But that brought its own set of complications. “After coming out like that, I think the burden of representation became a little more explicit and heavy. I think people expected more explicitly trans stories, and I was like, ‘I’m here for that’, but also now I’m going to become this person who writes ‘that kind of thing’.” Not that she minds too much now, “because it’s a cushy and glamorous box” to be in.

PT II – Fanart, Aesthetics and Graphic Novel Illustration

As I like to tell anyone who will listen, comics are such a wonderful medium precisely because the images allow creators to work with metaphors that straddle the line between prose’s staticity and film’s dynamism. So I was excited to chat with Aatmaja Pandya, illustrator for the YA graphic novel Slip, to get more insight on the visual side of the creative process.

When I asked about her inspirations, she was quick to mention Jillian Tamaki. Pandya recalled her time at the New York City School of Visual Arts, where the Eisner-winning artist “basically taught me how to make comics”.

She also mentioned manga as inspiring the “energy and the youthful quality” she brings to her own work. “I think this generation of young cartoonists, or people around my age, all sort of came up in the era of Tokyopop manga…and we’re seeing the consequence of that now. I mean, the ones that I read while making Slip were all Shonen Jump manga, because they have an online app and the subscription is really affordable. So I read, like, all of One Piece.”
++++++++
• The problem: Write out the article excerpt above word for word, in full.
++++++++
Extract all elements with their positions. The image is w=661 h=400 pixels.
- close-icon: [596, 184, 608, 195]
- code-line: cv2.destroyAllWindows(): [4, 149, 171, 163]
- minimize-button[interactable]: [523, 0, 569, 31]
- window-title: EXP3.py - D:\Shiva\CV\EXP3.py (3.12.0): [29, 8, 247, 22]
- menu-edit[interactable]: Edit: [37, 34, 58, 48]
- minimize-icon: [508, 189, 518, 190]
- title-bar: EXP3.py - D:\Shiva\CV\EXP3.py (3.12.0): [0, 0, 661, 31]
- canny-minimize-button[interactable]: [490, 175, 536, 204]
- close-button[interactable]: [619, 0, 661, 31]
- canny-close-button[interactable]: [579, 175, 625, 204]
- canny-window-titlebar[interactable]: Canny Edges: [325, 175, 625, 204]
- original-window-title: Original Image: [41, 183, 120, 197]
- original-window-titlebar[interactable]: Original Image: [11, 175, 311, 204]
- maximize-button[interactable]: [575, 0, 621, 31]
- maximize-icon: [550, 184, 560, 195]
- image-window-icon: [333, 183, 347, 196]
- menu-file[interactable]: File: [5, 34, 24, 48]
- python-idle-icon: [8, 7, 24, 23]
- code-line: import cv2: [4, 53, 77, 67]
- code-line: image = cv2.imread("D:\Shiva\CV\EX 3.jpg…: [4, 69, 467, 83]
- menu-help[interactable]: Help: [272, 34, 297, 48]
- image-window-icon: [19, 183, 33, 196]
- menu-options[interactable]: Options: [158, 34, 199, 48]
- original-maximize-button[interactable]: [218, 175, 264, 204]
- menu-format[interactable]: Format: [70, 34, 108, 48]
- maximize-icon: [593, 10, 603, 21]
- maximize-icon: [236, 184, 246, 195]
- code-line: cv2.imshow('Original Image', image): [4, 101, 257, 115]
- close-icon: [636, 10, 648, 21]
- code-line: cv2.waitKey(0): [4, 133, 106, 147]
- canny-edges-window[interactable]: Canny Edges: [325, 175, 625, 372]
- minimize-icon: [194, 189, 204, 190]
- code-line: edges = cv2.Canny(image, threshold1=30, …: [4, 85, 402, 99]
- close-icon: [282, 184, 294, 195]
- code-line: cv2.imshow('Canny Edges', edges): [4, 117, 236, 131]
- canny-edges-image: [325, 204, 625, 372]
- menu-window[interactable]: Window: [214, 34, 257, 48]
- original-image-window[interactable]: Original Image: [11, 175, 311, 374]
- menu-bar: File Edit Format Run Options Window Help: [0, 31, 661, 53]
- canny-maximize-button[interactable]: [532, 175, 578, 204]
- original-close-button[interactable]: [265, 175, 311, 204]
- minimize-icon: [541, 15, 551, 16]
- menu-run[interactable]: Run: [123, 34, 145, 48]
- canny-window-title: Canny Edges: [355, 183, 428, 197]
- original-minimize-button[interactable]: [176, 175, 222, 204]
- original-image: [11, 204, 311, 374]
++++++++
• Written reply:
But that brought its own set of complications. “After coming out like that, I think the burden of representation became a little more explicit and heavy. I think people expected more explicitly trans stories, and I was like, ‘I’m here for that’, but also now I’m going to become this person who writes ‘that kind of thing’.” Not that she minds too much now, “because it’s a cushy and glamorous box” to be in.

PT II – Fanart, Aesthetics and Graphic Novel Illustration

As I like to tell anyone who will listen, comics are such a wonderful medium precisely because the images allow creators to work with metaphors that straddle the line between prose’s staticity and film’s dynamism. So I was excited to chat with Aatmaja Pandya, illustrator for the YA graphic novel Slip, to get more insight on the visual side of the creative process.

When I asked about her inspirations, she was quick to mention Jillian Tamaki. Pandya recalled her time at the New York City School of Visual Arts, where the Eisner-winning artist “basically taught me how to make comics”.

She also mentioned manga as inspiring the “energy and the youthful quality” she brings to her own work. “I think this generation of young cartoonists, or people around my age, all sort of came up in the era of Tokyopop manga…and we’re seeing the consequence of that now. I mean, the ones that I read while making Slip were all Shonen Jump manga, because they have an online app and the subscription is really affordable. So I read, like, all of One Piece.”